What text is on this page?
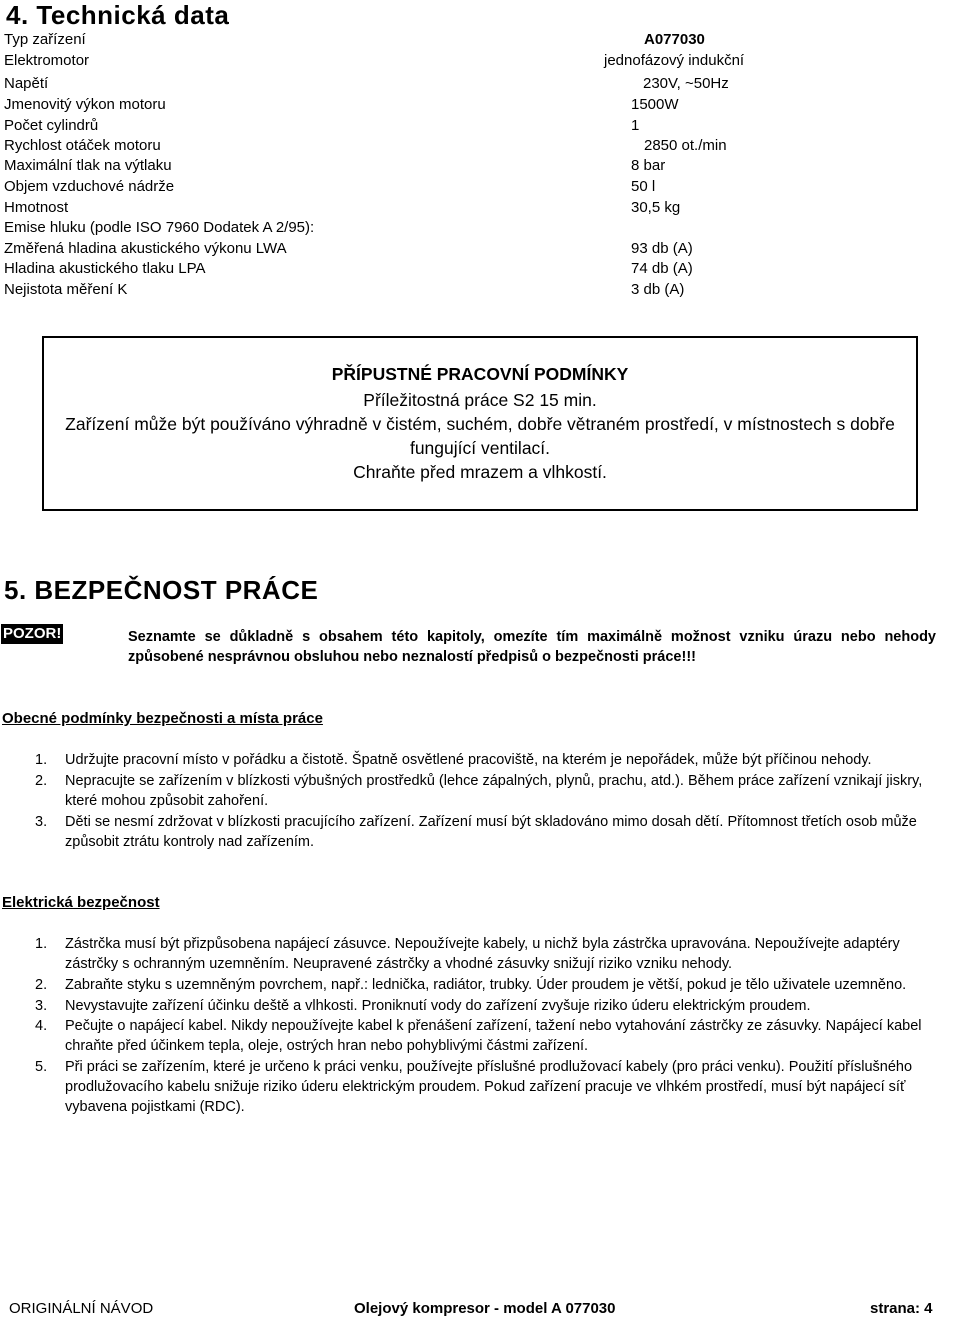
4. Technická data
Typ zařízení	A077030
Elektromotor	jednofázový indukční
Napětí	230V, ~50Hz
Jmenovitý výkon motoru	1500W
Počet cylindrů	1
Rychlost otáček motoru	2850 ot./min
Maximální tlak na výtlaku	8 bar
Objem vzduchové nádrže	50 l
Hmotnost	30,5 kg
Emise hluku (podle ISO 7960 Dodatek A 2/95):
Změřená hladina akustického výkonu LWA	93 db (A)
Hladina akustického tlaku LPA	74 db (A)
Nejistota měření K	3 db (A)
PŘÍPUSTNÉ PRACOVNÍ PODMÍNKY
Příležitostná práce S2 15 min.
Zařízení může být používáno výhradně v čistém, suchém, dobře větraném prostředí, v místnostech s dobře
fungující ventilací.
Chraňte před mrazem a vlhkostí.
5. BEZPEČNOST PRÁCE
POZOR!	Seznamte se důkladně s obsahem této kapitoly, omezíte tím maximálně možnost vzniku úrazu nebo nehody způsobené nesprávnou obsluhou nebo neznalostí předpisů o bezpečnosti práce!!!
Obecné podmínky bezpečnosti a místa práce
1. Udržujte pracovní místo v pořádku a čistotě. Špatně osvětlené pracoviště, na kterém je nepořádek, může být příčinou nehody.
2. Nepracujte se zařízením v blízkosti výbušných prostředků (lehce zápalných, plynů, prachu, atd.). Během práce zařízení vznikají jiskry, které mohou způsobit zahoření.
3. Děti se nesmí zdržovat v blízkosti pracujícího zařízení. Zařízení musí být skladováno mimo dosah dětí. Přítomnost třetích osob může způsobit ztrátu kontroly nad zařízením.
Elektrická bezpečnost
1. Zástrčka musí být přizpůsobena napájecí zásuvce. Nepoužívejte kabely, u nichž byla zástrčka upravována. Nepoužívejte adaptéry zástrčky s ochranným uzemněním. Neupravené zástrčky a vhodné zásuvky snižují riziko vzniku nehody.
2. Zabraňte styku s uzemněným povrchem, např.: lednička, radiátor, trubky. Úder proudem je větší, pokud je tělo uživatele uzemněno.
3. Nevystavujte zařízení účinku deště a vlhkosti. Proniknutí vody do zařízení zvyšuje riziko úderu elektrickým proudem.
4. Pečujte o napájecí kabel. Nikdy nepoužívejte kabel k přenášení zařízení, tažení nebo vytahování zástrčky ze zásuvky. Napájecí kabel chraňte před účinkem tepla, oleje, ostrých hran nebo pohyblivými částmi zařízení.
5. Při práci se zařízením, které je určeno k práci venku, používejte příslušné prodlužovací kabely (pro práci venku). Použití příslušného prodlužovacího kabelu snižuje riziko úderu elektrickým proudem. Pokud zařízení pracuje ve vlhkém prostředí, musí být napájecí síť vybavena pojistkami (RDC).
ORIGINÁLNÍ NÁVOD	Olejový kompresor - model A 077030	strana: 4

==

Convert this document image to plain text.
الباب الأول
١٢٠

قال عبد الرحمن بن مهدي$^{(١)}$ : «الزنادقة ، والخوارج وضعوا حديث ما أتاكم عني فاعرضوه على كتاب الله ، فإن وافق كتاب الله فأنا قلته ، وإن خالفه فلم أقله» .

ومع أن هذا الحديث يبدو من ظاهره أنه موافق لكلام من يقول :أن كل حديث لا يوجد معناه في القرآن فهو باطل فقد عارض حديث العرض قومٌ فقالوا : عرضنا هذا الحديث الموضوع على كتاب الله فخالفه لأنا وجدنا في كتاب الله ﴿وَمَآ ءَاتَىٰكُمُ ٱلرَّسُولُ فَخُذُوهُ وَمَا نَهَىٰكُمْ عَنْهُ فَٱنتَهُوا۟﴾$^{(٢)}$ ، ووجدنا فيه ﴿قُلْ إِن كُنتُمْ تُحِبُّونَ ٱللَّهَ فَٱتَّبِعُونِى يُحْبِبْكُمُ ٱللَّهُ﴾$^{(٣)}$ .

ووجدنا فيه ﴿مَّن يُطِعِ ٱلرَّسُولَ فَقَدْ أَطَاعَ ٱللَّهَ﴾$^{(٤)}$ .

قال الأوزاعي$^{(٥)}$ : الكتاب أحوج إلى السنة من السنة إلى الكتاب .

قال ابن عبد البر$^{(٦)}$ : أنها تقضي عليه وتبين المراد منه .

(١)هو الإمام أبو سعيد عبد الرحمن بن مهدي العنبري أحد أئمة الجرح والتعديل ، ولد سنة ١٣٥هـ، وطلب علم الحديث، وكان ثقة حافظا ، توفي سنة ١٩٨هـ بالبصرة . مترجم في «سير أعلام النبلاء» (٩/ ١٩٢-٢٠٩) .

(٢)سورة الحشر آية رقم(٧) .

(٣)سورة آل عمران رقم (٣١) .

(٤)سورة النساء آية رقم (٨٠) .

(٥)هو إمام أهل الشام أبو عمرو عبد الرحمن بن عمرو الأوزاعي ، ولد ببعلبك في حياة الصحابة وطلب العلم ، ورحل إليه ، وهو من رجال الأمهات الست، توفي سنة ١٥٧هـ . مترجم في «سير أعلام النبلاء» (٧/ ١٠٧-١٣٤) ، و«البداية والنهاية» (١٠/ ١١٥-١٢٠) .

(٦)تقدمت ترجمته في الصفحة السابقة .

==

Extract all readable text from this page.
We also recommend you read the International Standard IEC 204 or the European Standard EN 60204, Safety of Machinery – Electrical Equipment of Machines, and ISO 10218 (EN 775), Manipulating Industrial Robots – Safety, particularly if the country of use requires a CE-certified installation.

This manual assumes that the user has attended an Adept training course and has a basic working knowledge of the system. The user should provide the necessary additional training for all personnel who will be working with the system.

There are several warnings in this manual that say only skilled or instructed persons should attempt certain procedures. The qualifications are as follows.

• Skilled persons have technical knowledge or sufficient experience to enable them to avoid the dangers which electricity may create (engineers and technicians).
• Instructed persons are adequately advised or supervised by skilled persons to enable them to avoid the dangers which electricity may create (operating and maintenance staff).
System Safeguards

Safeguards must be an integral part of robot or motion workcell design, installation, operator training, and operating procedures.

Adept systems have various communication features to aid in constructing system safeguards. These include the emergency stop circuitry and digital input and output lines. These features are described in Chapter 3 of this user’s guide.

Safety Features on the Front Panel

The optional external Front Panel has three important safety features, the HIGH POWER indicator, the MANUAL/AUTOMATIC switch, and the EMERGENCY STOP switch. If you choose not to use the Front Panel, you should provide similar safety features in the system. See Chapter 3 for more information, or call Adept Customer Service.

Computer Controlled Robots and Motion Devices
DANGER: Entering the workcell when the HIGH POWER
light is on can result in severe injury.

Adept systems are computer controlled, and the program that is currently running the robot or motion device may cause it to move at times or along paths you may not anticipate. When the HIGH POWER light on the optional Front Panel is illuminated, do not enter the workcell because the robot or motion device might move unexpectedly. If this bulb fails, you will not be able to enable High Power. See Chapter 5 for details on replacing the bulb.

## Exercise brief
Lines containing the word "elektrickým" must all be returned from the material above.

## Result
3. Nevystavujte zařízení účinku deště a vlhkosti. Proniknutí vody do zařízení zvyšuje riziko úderu elektrickým proudem.
5. Při práci se zařízením, které je určeno k práci venku, používejte příslušné prodlužovací kabely (pro práci venku). Použití příslušného prodlužovacího kabelu snižuje riziko úderu elektrickým proudem. Pokud zařízení pracuje ve vlhkém prostředí, musí být napájecí síť vybavena pojistkami (RDC).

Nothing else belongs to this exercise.